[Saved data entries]
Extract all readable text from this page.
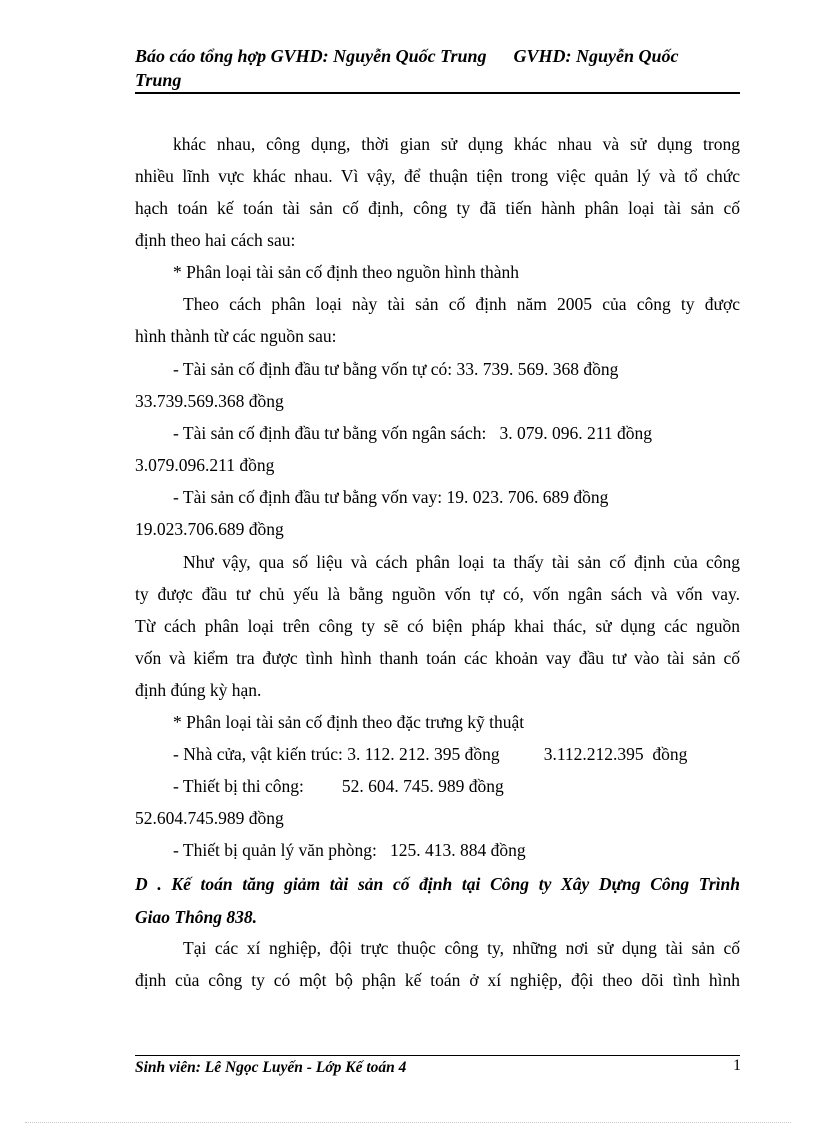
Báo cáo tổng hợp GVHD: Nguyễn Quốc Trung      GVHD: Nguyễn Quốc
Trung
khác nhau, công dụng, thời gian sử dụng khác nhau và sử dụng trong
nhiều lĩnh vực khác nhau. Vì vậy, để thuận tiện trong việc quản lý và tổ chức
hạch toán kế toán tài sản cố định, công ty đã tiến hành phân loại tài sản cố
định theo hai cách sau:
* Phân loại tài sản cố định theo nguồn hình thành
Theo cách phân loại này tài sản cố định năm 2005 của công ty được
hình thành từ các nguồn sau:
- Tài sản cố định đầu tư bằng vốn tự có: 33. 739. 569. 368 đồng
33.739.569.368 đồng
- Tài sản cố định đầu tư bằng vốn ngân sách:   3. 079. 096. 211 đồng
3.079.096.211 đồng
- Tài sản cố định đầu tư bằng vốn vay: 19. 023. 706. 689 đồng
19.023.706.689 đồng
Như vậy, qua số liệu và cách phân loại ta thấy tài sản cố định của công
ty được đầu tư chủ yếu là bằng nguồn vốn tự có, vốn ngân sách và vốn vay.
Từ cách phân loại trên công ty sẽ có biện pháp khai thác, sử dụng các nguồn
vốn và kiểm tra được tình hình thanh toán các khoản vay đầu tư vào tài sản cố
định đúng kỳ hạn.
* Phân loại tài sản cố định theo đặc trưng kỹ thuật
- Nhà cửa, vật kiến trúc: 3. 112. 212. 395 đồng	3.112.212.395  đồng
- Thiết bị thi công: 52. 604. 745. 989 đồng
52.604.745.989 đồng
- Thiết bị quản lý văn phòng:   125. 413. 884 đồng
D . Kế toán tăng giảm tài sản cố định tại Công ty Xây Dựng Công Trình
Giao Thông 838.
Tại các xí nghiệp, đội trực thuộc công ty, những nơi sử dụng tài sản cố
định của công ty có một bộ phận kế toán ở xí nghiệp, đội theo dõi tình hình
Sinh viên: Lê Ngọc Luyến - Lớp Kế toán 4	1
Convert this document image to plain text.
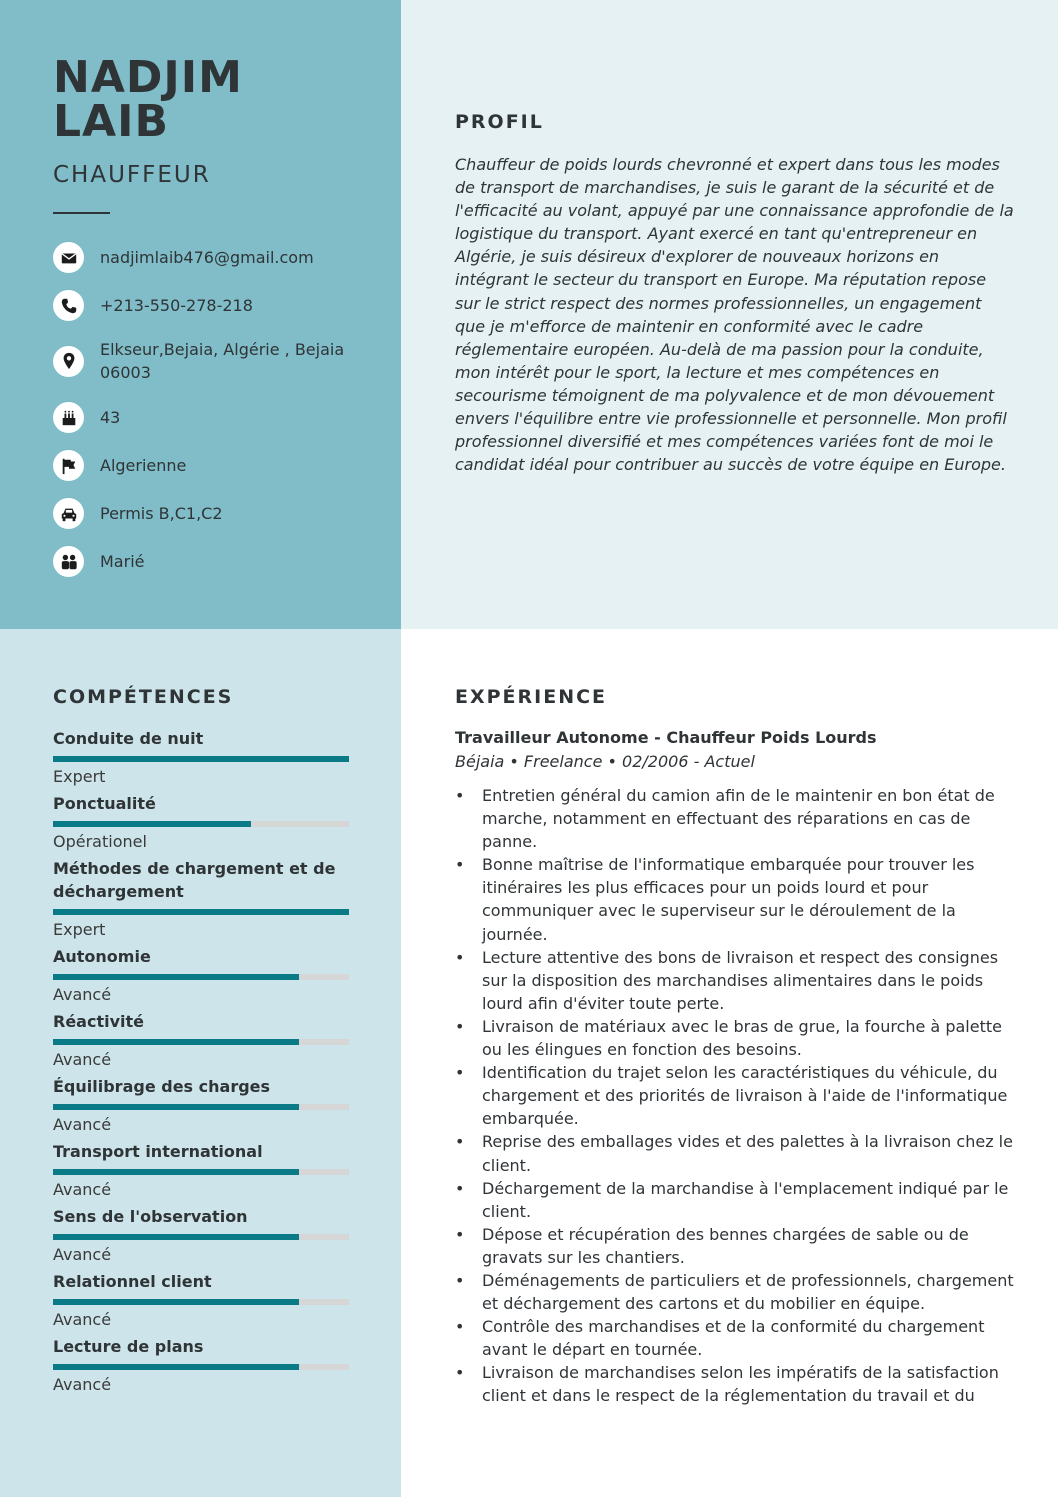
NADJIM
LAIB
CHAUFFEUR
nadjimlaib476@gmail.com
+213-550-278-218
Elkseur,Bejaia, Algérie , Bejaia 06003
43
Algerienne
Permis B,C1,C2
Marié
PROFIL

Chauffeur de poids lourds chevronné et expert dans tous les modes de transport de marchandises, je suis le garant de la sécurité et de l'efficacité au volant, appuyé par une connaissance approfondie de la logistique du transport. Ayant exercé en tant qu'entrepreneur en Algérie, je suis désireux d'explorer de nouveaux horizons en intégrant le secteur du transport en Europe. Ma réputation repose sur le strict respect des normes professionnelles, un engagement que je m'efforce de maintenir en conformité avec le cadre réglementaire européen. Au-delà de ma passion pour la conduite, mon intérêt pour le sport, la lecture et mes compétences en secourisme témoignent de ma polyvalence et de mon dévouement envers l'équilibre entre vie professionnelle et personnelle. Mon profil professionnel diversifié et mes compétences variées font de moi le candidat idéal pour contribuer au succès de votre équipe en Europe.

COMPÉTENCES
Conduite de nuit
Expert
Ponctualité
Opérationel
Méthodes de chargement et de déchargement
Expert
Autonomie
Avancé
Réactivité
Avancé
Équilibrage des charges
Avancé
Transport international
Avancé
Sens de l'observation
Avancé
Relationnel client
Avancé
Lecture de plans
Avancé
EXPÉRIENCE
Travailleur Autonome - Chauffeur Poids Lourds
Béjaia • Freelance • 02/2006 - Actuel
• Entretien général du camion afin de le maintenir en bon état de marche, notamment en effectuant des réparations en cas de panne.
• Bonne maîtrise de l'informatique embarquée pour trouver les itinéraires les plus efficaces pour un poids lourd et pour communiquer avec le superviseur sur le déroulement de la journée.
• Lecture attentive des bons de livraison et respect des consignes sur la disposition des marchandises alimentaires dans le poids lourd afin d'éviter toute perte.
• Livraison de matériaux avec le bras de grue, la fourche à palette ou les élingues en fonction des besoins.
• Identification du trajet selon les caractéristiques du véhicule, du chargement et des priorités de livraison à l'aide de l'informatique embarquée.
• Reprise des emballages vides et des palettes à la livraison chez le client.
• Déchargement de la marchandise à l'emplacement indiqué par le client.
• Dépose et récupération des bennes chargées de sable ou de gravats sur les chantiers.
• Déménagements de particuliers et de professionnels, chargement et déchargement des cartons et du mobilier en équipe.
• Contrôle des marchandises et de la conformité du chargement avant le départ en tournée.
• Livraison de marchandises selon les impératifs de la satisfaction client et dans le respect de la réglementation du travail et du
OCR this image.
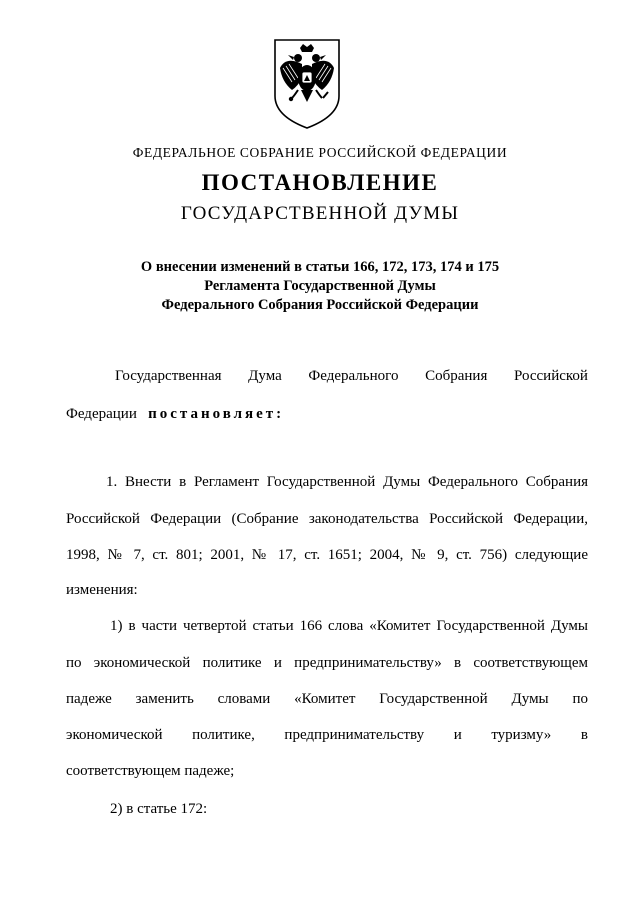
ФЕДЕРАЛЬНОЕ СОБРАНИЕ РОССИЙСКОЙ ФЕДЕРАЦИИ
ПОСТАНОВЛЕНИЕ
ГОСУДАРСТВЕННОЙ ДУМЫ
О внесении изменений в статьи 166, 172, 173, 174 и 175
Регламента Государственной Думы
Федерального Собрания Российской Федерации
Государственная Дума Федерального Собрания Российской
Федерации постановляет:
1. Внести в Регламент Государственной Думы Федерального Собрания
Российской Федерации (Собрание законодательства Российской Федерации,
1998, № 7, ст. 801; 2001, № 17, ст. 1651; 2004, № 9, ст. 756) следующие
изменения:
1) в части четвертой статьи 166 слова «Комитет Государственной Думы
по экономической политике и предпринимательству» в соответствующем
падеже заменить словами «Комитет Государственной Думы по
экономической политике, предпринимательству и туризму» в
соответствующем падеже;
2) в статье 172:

• WHAT THIS TASK INVOLVES
Leave out all pictures, then copy the remaining material exactly.

• FULL RESPONSE
Extract all readable text from this page.
Báo cáo tổng hợp GVHD: Nguyễn Quốc Trung      GVHD: Nguyễn Quốc
Trung
khác nhau, công dụng, thời gian sử dụng khác nhau và sử dụng trong
nhiều lĩnh vực khác nhau. Vì vậy, để thuận tiện trong việc quản lý và tổ chức
hạch toán kế toán tài sản cố định, công ty đã tiến hành phân loại tài sản cố
định theo hai cách sau:
* Phân loại tài sản cố định theo nguồn hình thành
Theo cách phân loại này tài sản cố định năm 2005 của công ty được
hình thành từ các nguồn sau:
- Tài sản cố định đầu tư bằng vốn tự có: 33. 739. 569. 368 đồng
33.739.569.368 đồng
- Tài sản cố định đầu tư bằng vốn ngân sách:   3. 079. 096. 211 đồng
3.079.096.211 đồng
- Tài sản cố định đầu tư bằng vốn vay: 19. 023. 706. 689 đồng
19.023.706.689 đồng
Như vậy, qua số liệu và cách phân loại ta thấy tài sản cố định của công
ty được đầu tư chủ yếu là bằng nguồn vốn tự có, vốn ngân sách và vốn vay.
Từ cách phân loại trên công ty sẽ có biện pháp khai thác, sử dụng các nguồn
vốn và kiểm tra được tình hình thanh toán các khoản vay đầu tư vào tài sản cố
định đúng kỳ hạn.
* Phân loại tài sản cố định theo đặc trưng kỹ thuật
- Nhà cửa, vật kiến trúc: 3. 112. 212. 395 đồng	3.112.212.395  đồng
- Thiết bị thi công: 52. 604. 745. 989 đồng
52.604.745.989 đồng
- Thiết bị quản lý văn phòng:   125. 413. 884 đồng
D . Kế toán tăng giảm tài sản cố định tại Công ty Xây Dựng Công Trình
Giao Thông 838.
Tại các xí nghiệp, đội trực thuộc công ty, những nơi sử dụng tài sản cố
định của công ty có một bộ phận kế toán ở xí nghiệp, đội theo dõi tình hình
Sinh viên: Lê Ngọc Luyến - Lớp Kế toán 4	1
Convert this document image to plain text.
NADJIM
LAIB
CHAUFFEUR
nadjimlaib476@gmail.com
+213-550-278-218
Elkseur,Bejaia, Algérie , Bejaia 06003
43
Algerienne
Permis B,C1,C2
Marié
PROFIL

Chauffeur de poids lourds chevronné et expert dans tous les modes de transport de marchandises, je suis le garant de la sécurité et de l'efficacité au volant, appuyé par une connaissance approfondie de la logistique du transport. Ayant exercé en tant qu'entrepreneur en Algérie, je suis désireux d'explorer de nouveaux horizons en intégrant le secteur du transport en Europe. Ma réputation repose sur le strict respect des normes professionnelles, un engagement que je m'efforce de maintenir en conformité avec le cadre réglementaire européen. Au-delà de ma passion pour la conduite, mon intérêt pour le sport, la lecture et mes compétences en secourisme témoignent de ma polyvalence et de mon dévouement envers l'équilibre entre vie professionnelle et personnelle. Mon profil professionnel diversifié et mes compétences variées font de moi le candidat idéal pour contribuer au succès de votre équipe en Europe.

COMPÉTENCES
Conduite de nuit
Expert
Ponctualité
Opérationel
Méthodes de chargement et de déchargement
Expert
Autonomie
Avancé
Réactivité
Avancé
Équilibrage des charges
Avancé
Transport international
Avancé
Sens de l'observation
Avancé
Relationnel client
Avancé
Lecture de plans
Avancé
EXPÉRIENCE
Travailleur Autonome - Chauffeur Poids Lourds
Béjaia • Freelance • 02/2006 - Actuel
• Entretien général du camion afin de le maintenir en bon état de marche, notamment en effectuant des réparations en cas de panne.
• Bonne maîtrise de l'informatique embarquée pour trouver les itinéraires les plus efficaces pour un poids lourd et pour communiquer avec le superviseur sur le déroulement de la journée.
• Lecture attentive des bons de livraison et respect des consignes sur la disposition des marchandises alimentaires dans le poids lourd afin d'éviter toute perte.
• Livraison de matériaux avec le bras de grue, la fourche à palette ou les élingues en fonction des besoins.
• Identification du trajet selon les caractéristiques du véhicule, du chargement et des priorités de livraison à l'aide de l'informatique embarquée.
• Reprise des emballages vides et des palettes à la livraison chez le client.
• Déchargement de la marchandise à l'emplacement indiqué par le client.
• Dépose et récupération des bennes chargées de sable ou de gravats sur les chantiers.
• Déménagements de particuliers et de professionnels, chargement et déchargement des cartons et du mobilier en équipe.
• Contrôle des marchandises et de la conformité du chargement avant le départ en tournée.
• Livraison de marchandises selon les impératifs de la satisfaction client et dans le respect de la réglementation du travail et du
OCR this image.
ФЕДЕРАЛЬНОЕ СОБРАНИЕ РОССИЙСКОЙ ФЕДЕРАЦИИ
ПОСТАНОВЛЕНИЕ
ГОСУДАРСТВЕННОЙ ДУМЫ
О внесении изменений в статьи 166, 172, 173, 174 и 175
Регламента Государственной Думы
Федерального Собрания Российской Федерации
Государственная Дума Федерального Собрания Российской
Федерации постановляет:
1. Внести в Регламент Государственной Думы Федерального Собрания
Российской Федерации (Собрание законодательства Российской Федерации,
1998, № 7, ст. 801; 2001, № 17, ст. 1651; 2004, № 9, ст. 756) следующие
изменения:
1) в части четвертой статьи 166 слова «Комитет Государственной Думы
по экономической политике и предпринимательству» в соответствующем
падеже заменить словами «Комитет Государственной Думы по
экономической политике, предпринимательству и туризму» в
соответствующем падеже;
2) в статье 172:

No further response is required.